--- Begin Provided data ---

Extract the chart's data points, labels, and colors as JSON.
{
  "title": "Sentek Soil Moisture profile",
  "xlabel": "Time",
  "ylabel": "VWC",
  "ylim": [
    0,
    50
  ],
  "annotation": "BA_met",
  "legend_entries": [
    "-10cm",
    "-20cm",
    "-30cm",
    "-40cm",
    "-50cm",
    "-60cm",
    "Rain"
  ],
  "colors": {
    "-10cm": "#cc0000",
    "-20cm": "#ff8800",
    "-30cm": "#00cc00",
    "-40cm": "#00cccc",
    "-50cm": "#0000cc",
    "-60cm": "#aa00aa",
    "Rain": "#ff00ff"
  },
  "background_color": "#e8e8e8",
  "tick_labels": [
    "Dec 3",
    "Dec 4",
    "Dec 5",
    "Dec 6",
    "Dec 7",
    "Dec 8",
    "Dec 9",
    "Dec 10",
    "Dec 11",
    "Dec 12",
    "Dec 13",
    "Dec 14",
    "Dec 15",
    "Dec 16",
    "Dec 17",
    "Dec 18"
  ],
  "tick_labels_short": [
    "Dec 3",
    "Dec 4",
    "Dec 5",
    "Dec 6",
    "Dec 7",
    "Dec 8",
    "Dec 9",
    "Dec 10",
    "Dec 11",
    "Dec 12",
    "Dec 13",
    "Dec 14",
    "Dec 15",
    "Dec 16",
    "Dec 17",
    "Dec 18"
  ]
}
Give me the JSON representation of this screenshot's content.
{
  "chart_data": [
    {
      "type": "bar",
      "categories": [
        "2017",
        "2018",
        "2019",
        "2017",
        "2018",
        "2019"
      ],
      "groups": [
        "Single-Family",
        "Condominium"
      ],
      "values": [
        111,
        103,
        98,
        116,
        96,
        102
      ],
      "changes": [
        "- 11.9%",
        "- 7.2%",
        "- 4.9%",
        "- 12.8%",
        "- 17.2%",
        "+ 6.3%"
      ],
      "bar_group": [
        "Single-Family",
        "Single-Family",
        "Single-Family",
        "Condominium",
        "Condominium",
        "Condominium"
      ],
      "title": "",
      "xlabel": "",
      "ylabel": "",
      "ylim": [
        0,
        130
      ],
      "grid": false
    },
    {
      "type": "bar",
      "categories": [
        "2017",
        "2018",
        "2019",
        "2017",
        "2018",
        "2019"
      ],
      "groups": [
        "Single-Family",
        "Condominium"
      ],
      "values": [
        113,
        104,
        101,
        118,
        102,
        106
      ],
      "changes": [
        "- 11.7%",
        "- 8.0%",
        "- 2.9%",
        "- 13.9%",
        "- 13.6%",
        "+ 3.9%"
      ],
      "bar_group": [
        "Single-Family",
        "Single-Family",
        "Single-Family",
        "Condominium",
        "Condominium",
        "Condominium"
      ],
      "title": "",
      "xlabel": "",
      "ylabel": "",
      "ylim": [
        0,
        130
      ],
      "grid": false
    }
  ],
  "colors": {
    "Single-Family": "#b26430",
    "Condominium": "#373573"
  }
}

--- End Provided data ---

**What is needed:** Everything from the line containing "Give me the" to the end of the data above should be quoted exactly, please, both ends included, and nothing outside that span.

**In response:**
Give me the JSON representation of this screenshot's content.
{
  "chart_data": [
    {
      "type": "bar",
      "categories": [
        "2017",
        "2018",
        "2019",
        "2017",
        "2018",
        "2019"
      ],
      "groups": [
        "Single-Family",
        "Condominium"
      ],
      "values": [
        111,
        103,
        98,
        116,
        96,
        102
      ],
      "changes": [
        "- 11.9%",
        "- 7.2%",
        "- 4.9%",
        "- 12.8%",
        "- 17.2%",
        "+ 6.3%"
      ],
      "bar_group": [
        "Single-Family",
        "Single-Family",
        "Single-Family",
        "Condominium",
        "Condominium",
        "Condominium"
      ],
      "title": "",
      "xlabel": "",
      "ylabel": "",
      "ylim": [
        0,
        130
      ],
      "grid": false
    },
    {
      "type": "bar",
      "categories": [
        "2017",
        "2018",
        "2019",
        "2017",
        "2018",
        "2019"
      ],
      "groups": [
        "Single-Family",
        "Condominium"
      ],
      "values": [
        113,
        104,
        101,
        118,
        102,
        106
      ],
      "changes": [
        "- 11.7%",
        "- 8.0%",
        "- 2.9%",
        "- 13.9%",
        "- 13.6%",
        "+ 3.9%"
      ],
      "bar_group": [
        "Single-Family",
        "Single-Family",
        "Single-Family",
        "Condominium",
        "Condominium",
        "Condominium"
      ],
      "title": "",
      "xlabel": "",
      "ylabel": "",
      "ylim": [
        0,
        130
      ],
      "grid": false
    }
  ],
  "colors": {
    "Single-Family": "#b26430",
    "Condominium": "#373573"
  }
}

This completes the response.